Entries with figure data |
— Begin —
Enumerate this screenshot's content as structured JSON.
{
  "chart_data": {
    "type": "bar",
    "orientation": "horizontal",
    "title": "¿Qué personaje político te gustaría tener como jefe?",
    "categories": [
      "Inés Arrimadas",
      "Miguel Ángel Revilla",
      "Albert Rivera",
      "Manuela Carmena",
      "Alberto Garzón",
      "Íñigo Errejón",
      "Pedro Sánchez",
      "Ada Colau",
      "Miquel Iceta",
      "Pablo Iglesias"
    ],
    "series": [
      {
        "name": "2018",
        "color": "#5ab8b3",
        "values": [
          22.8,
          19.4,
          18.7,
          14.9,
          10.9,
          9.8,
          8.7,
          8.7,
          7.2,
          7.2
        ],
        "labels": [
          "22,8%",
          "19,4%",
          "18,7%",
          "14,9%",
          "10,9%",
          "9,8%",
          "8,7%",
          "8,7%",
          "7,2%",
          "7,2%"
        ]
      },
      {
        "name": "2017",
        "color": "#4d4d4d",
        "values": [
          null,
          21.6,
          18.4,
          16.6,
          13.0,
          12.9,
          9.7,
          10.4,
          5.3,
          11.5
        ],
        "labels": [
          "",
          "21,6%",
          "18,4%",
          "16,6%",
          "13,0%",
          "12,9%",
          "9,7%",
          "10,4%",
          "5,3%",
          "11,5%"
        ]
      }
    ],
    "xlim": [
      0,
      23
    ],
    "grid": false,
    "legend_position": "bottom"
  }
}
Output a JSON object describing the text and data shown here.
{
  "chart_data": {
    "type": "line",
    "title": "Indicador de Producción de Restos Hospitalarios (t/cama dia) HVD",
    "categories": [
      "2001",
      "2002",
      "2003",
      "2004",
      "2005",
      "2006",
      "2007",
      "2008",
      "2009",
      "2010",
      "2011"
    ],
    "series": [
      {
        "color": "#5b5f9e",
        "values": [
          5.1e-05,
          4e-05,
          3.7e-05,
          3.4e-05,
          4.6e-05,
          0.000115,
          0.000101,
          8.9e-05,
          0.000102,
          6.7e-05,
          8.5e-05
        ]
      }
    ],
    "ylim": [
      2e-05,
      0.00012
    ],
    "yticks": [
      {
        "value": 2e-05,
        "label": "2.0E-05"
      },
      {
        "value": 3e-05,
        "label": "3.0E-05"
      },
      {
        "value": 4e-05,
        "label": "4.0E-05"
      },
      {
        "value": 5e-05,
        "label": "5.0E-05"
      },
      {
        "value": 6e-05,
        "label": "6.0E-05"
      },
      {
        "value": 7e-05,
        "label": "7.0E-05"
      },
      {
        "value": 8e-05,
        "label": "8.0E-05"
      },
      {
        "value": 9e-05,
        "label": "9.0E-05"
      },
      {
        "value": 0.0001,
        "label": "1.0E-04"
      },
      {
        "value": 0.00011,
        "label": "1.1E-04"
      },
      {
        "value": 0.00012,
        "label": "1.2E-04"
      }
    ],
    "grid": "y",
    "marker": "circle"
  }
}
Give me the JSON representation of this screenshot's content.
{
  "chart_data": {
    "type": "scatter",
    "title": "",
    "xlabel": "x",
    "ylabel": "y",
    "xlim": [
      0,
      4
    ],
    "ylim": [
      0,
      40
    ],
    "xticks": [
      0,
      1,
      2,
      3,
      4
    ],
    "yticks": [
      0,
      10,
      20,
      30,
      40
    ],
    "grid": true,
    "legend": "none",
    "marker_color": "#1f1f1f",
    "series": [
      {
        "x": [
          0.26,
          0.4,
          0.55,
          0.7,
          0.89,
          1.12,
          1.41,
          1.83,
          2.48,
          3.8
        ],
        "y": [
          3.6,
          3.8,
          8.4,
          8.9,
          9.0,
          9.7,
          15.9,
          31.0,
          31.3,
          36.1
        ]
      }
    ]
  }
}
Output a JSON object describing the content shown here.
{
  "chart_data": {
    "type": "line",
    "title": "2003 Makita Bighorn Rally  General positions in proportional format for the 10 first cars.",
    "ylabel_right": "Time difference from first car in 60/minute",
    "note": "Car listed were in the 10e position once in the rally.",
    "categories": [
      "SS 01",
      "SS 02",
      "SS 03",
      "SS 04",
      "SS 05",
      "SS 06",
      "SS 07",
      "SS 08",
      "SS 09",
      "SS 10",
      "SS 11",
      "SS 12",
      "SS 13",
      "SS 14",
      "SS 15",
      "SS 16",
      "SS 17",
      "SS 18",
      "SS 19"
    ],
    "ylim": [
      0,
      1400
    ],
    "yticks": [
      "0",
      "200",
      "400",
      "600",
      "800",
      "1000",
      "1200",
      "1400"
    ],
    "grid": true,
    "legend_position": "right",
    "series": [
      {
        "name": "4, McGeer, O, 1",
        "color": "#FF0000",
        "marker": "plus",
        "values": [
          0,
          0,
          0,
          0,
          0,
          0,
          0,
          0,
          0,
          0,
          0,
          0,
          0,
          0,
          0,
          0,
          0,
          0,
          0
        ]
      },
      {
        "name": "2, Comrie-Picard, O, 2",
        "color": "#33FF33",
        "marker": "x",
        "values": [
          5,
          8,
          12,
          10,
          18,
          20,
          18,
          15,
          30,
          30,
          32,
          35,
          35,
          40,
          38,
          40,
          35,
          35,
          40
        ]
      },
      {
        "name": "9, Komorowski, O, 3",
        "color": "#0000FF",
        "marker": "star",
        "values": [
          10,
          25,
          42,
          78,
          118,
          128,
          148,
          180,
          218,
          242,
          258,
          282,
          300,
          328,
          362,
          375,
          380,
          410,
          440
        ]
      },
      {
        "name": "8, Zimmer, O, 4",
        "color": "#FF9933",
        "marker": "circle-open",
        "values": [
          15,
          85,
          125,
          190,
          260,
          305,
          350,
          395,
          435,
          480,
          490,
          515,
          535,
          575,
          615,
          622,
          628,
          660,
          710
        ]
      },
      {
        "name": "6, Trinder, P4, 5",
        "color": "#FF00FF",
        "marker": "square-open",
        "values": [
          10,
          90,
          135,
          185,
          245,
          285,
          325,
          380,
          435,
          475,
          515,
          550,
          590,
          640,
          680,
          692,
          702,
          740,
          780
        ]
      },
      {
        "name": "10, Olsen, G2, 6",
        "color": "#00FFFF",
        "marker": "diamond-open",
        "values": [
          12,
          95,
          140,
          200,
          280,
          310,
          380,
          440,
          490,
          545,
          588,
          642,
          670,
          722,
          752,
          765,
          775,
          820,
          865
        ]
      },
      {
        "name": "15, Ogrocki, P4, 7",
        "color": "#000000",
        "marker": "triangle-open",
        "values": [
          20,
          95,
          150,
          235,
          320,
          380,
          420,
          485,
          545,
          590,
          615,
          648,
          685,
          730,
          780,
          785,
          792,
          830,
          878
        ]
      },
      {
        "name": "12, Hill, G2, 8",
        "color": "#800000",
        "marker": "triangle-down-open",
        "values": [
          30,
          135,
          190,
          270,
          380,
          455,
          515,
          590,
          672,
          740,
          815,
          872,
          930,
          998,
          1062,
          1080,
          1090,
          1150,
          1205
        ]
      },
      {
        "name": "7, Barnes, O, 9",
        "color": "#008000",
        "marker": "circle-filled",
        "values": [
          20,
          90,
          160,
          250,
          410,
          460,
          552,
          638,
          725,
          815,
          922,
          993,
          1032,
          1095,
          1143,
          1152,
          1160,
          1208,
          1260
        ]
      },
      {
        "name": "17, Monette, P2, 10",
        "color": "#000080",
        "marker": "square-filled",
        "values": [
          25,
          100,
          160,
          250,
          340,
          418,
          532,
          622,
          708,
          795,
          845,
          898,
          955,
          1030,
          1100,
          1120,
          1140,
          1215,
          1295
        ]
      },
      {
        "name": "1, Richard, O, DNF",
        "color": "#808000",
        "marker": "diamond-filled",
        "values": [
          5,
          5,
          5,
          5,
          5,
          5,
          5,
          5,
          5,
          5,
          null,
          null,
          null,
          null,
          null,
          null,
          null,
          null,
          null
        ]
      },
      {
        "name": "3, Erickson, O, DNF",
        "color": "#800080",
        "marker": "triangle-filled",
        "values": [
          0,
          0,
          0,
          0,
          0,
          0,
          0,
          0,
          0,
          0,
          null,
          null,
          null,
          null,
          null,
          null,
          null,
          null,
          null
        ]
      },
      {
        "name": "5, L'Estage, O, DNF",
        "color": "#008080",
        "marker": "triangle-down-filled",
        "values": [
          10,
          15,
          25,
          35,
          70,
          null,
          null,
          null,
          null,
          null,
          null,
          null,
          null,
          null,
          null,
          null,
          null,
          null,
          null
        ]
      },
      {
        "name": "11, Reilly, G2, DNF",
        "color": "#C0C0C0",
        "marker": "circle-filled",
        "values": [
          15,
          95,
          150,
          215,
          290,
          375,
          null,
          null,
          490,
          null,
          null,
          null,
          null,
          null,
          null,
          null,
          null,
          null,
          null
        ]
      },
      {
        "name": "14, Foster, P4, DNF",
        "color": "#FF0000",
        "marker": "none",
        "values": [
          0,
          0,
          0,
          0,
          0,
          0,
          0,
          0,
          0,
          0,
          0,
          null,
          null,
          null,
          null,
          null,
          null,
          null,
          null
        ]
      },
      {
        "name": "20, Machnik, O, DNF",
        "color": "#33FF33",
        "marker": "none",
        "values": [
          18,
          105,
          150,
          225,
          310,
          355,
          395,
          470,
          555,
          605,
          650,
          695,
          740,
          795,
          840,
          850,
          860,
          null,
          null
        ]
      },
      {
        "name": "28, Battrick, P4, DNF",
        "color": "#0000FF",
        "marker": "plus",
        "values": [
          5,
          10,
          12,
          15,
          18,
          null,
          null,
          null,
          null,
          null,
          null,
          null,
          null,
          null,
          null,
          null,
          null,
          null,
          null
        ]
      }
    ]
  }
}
— End —
Required task | Each line that contains the string "down" counts once; report how many such lines the entries have, giving only the number.

Output below | 2